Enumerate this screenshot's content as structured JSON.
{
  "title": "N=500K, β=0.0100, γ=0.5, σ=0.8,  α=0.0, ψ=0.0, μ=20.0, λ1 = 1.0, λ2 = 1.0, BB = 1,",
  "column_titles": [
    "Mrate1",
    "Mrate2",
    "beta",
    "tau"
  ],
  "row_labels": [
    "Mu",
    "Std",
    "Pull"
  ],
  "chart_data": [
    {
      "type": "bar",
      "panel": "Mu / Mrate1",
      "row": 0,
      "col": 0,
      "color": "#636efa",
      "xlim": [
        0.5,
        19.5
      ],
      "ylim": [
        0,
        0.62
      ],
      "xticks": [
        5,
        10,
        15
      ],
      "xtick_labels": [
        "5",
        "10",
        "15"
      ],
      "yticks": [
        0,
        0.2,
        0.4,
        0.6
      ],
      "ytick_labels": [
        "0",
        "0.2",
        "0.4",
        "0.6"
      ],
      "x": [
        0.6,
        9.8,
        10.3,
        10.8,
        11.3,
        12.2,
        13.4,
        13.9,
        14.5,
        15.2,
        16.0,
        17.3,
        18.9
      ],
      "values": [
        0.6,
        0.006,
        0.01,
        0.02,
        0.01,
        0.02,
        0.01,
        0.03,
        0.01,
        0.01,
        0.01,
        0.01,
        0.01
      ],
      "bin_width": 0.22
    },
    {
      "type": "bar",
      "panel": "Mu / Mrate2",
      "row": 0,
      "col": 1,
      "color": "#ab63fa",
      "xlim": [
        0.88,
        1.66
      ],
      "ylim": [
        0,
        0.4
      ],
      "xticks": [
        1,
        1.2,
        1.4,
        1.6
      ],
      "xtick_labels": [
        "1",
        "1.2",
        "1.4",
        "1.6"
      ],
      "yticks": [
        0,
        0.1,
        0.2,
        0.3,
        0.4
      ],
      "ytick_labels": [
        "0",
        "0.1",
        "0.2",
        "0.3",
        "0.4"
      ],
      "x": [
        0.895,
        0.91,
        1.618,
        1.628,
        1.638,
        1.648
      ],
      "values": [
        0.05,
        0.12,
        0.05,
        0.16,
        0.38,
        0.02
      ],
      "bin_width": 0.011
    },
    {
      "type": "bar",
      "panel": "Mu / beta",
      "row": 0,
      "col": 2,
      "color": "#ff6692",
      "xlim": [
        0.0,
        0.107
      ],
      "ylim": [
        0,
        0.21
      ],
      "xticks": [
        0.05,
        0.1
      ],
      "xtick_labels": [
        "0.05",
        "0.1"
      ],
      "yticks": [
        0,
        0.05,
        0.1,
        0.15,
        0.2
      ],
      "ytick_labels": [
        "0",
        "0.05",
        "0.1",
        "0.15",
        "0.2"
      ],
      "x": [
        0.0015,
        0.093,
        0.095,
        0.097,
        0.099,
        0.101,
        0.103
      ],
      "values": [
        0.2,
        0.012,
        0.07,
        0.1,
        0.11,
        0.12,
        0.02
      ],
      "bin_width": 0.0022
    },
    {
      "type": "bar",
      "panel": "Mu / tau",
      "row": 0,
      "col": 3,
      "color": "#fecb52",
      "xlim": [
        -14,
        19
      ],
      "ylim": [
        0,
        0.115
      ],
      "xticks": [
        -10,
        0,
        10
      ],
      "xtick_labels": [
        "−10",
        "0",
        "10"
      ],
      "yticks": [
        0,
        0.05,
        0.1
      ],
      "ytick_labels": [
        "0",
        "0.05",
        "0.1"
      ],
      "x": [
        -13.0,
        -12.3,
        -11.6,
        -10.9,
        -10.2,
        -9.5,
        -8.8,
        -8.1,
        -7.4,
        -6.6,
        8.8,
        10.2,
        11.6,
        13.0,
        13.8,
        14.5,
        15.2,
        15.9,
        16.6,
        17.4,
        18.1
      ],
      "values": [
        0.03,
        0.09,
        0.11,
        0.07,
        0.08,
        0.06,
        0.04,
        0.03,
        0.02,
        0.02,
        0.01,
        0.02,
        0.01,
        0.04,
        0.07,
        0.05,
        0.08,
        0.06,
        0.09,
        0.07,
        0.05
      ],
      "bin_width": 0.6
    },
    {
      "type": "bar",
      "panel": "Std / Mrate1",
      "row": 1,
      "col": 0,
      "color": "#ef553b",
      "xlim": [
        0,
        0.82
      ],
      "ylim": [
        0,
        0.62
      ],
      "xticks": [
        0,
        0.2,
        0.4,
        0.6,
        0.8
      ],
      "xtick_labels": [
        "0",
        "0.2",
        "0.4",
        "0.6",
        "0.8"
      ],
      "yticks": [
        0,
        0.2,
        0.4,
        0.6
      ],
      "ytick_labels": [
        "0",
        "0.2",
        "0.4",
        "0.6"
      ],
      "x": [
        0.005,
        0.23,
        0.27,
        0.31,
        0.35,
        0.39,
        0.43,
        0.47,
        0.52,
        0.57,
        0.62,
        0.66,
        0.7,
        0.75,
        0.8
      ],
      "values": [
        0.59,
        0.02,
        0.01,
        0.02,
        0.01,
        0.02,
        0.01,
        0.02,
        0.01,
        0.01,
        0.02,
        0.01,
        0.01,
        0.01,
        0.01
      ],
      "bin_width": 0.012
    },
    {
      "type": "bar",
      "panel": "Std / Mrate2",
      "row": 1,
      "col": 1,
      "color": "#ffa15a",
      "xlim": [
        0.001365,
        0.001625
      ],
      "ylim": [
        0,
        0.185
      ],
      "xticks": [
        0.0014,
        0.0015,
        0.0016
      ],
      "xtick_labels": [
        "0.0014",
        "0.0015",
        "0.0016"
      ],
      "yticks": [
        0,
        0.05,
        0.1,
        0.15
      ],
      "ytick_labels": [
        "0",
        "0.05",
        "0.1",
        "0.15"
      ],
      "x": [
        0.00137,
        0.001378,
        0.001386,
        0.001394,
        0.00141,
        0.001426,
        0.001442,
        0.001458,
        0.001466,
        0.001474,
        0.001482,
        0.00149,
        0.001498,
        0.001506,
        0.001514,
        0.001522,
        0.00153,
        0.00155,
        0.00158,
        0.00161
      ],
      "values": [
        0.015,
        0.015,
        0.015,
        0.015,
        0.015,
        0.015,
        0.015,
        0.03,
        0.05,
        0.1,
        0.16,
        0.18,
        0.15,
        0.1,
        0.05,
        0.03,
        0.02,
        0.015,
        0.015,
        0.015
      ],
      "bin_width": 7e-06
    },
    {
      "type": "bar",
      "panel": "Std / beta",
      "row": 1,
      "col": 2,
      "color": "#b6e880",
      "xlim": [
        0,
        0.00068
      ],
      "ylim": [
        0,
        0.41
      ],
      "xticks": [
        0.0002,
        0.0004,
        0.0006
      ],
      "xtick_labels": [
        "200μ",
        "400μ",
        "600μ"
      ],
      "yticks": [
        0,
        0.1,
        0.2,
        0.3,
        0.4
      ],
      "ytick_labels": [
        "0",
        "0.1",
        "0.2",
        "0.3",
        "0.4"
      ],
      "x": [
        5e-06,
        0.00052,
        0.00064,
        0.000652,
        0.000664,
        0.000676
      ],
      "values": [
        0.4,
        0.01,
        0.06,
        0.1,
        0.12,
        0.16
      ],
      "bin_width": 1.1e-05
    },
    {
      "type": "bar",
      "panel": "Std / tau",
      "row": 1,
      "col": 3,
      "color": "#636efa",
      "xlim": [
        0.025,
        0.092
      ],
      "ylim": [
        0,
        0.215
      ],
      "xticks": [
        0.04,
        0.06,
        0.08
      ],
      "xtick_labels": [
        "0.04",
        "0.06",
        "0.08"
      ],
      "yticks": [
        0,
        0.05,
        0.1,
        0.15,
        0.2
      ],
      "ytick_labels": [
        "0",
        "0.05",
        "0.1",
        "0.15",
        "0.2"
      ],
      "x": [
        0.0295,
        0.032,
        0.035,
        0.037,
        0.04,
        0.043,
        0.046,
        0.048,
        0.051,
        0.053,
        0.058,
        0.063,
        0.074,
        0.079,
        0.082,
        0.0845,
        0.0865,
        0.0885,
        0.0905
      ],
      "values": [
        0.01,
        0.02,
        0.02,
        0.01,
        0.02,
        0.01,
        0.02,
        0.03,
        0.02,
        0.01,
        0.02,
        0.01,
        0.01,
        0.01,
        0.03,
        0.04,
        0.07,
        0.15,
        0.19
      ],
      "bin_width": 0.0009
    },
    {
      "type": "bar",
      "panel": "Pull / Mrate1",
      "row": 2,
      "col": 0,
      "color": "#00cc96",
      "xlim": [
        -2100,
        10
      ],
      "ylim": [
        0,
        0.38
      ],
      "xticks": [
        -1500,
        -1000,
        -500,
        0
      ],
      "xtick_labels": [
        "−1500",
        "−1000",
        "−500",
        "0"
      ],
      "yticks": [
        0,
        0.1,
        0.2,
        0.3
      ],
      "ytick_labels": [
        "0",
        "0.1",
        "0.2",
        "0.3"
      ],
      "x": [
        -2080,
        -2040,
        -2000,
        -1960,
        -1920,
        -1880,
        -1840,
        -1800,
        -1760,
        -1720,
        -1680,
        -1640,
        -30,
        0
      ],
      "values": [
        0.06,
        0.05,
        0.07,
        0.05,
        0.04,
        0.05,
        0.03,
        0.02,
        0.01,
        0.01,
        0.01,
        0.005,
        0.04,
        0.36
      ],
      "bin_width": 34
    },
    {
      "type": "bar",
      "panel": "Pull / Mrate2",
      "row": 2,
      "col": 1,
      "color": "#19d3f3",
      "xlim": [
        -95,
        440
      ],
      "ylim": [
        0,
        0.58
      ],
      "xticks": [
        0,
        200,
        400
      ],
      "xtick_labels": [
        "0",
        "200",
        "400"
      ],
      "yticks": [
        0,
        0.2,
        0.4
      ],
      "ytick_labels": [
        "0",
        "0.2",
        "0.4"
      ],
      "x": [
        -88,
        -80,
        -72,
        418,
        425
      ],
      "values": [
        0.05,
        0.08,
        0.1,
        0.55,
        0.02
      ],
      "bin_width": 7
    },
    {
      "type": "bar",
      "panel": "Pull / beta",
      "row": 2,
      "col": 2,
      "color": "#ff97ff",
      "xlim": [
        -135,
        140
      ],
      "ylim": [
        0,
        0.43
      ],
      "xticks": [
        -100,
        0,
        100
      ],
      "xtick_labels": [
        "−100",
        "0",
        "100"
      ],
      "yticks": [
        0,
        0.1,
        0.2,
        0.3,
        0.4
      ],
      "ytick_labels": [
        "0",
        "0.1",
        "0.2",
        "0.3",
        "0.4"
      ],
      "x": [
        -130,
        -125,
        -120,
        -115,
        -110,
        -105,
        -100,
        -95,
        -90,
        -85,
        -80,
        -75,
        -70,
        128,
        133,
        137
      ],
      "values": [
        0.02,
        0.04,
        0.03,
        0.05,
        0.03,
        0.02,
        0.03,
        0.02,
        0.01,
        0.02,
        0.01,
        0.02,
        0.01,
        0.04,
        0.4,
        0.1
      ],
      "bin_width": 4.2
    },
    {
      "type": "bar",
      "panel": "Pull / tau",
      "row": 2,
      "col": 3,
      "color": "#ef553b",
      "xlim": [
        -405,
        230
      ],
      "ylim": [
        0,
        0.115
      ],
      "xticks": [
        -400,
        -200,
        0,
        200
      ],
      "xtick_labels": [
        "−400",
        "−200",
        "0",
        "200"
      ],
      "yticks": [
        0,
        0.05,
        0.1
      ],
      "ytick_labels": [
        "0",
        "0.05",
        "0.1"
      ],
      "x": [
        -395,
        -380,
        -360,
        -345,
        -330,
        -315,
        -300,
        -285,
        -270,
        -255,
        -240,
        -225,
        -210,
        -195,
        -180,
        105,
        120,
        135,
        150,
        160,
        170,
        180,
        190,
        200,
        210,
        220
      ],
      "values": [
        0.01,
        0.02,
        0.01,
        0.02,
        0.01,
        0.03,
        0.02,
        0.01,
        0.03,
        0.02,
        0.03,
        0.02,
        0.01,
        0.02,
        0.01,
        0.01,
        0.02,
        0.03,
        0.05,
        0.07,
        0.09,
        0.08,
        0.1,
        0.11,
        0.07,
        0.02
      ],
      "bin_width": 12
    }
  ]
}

[Problem to solve]: Copy out all lines from the material above that contain the string "color".

[Written response]:
      "color": "#636efa",
      "color": "#ab63fa",
      "color": "#ff6692",
      "color": "#fecb52",
      "color": "#ef553b",
      "color": "#ffa15a",
      "color": "#b6e880",
      "color": "#636efa",
      "color": "#00cc96",
      "color": "#19d3f3",
      "color": "#ff97ff",
      "color": "#ef553b",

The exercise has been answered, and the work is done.